_DATA SUPPLIED:_
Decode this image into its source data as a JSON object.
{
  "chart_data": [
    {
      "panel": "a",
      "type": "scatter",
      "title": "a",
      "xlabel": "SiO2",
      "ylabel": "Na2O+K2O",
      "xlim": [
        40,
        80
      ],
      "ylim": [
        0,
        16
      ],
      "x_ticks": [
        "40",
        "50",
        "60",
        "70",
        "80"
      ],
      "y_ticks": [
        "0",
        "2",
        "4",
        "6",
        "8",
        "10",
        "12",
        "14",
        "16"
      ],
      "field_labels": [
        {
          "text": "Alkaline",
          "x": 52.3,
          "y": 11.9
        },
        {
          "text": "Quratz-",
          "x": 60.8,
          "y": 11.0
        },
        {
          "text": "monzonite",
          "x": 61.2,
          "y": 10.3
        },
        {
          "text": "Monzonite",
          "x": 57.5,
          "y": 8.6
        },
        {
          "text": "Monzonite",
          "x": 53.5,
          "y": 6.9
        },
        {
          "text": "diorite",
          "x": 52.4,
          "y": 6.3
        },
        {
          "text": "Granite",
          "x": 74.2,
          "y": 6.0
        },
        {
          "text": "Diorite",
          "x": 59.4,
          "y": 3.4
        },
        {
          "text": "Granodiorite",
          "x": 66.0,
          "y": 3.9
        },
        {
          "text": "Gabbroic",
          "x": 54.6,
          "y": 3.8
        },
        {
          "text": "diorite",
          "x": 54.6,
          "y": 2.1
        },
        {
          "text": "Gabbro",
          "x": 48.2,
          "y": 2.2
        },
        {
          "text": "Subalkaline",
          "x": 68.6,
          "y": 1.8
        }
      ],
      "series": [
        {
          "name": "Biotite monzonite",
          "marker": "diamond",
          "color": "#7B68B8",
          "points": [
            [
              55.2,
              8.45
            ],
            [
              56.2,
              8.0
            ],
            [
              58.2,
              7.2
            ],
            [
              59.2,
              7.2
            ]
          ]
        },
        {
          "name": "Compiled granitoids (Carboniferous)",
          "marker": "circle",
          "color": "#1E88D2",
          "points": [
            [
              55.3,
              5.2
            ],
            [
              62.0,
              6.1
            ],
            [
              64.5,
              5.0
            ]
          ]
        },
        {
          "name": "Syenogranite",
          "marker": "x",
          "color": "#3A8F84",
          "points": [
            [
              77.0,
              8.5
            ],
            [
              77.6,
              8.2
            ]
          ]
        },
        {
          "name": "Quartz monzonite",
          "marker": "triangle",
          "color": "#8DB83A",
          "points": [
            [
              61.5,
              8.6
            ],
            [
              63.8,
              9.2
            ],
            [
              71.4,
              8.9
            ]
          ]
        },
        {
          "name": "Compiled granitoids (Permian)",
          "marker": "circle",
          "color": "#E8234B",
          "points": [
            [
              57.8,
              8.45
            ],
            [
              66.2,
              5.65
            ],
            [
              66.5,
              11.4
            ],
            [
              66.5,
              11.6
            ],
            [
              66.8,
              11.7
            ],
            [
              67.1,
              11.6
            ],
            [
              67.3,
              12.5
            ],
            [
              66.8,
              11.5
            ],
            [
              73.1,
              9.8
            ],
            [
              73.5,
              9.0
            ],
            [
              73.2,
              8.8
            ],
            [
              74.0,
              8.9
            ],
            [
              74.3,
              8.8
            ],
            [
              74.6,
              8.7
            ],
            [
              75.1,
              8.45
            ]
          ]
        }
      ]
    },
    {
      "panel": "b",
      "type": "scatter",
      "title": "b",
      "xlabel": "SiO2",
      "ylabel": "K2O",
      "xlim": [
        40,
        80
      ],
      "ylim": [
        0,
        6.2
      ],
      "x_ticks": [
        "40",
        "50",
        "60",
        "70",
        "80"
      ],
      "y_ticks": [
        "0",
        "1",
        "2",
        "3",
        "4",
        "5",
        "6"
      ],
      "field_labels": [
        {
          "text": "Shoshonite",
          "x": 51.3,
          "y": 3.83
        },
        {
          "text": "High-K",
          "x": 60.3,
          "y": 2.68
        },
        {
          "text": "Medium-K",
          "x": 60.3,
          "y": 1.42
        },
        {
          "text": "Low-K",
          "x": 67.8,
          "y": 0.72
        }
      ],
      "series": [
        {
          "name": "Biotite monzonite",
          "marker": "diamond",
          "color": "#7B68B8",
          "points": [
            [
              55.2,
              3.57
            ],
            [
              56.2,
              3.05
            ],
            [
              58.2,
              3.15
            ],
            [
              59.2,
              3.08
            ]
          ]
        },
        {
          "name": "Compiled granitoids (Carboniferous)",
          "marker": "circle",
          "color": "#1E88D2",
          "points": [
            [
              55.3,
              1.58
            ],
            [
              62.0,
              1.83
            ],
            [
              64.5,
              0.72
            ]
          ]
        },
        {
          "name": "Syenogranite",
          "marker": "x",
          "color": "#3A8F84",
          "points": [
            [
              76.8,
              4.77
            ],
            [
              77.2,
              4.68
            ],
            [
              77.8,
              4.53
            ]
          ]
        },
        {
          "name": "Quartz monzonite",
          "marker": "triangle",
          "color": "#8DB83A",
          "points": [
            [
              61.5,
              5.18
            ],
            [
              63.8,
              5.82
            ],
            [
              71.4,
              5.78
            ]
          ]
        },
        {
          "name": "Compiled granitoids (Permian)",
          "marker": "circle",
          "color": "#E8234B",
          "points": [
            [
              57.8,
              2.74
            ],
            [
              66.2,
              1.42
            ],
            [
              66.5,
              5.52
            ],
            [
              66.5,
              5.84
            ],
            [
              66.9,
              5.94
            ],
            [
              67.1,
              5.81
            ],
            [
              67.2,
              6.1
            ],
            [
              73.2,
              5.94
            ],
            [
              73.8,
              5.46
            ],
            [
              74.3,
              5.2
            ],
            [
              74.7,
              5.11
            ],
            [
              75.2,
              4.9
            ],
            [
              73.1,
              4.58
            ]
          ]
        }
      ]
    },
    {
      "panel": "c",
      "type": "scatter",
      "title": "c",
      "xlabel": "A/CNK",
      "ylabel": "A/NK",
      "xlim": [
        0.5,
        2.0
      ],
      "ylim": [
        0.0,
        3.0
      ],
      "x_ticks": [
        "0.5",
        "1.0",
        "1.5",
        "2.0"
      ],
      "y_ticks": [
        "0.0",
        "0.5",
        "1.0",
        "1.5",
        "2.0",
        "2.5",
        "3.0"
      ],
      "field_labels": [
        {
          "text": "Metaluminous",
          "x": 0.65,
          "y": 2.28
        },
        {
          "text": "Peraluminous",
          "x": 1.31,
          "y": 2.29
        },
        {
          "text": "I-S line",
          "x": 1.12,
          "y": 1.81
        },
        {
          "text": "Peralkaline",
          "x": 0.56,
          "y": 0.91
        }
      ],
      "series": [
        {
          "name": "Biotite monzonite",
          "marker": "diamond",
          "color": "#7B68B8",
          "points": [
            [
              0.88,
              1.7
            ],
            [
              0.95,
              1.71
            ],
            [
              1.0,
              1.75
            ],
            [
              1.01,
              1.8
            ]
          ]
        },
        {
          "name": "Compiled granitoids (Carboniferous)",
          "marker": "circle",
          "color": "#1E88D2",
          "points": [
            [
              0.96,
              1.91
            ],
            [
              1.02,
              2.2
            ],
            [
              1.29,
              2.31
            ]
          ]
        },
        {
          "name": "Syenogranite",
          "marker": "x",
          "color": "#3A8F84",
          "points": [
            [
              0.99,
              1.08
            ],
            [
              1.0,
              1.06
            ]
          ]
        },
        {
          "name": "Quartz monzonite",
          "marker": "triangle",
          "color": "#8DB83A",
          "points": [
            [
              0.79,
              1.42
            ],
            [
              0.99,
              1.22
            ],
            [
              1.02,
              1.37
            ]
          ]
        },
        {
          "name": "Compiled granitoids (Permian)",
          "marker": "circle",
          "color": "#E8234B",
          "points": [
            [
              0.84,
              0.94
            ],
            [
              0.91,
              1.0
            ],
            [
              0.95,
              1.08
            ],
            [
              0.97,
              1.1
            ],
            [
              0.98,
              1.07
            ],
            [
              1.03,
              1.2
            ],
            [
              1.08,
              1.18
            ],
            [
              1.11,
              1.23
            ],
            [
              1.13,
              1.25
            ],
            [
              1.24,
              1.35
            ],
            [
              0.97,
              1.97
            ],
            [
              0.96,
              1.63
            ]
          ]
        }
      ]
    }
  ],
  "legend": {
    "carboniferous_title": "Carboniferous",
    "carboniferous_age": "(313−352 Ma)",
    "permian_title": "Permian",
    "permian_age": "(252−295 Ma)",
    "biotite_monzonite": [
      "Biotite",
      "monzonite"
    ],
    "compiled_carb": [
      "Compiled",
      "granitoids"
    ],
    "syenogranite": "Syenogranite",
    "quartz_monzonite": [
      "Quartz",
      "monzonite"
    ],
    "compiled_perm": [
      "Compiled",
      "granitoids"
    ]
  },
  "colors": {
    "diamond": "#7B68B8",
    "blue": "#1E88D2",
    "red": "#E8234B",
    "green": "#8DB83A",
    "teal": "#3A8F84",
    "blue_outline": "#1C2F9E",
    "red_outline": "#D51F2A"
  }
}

_WORK REQUIRED:_ Find the lines that include the string "ylabel", then copy each of them.

_EXPECTED OUTPUT:_
      "ylabel": "Na2O+K2O",
      "ylabel": "K2O",
      "ylabel": "A/NK",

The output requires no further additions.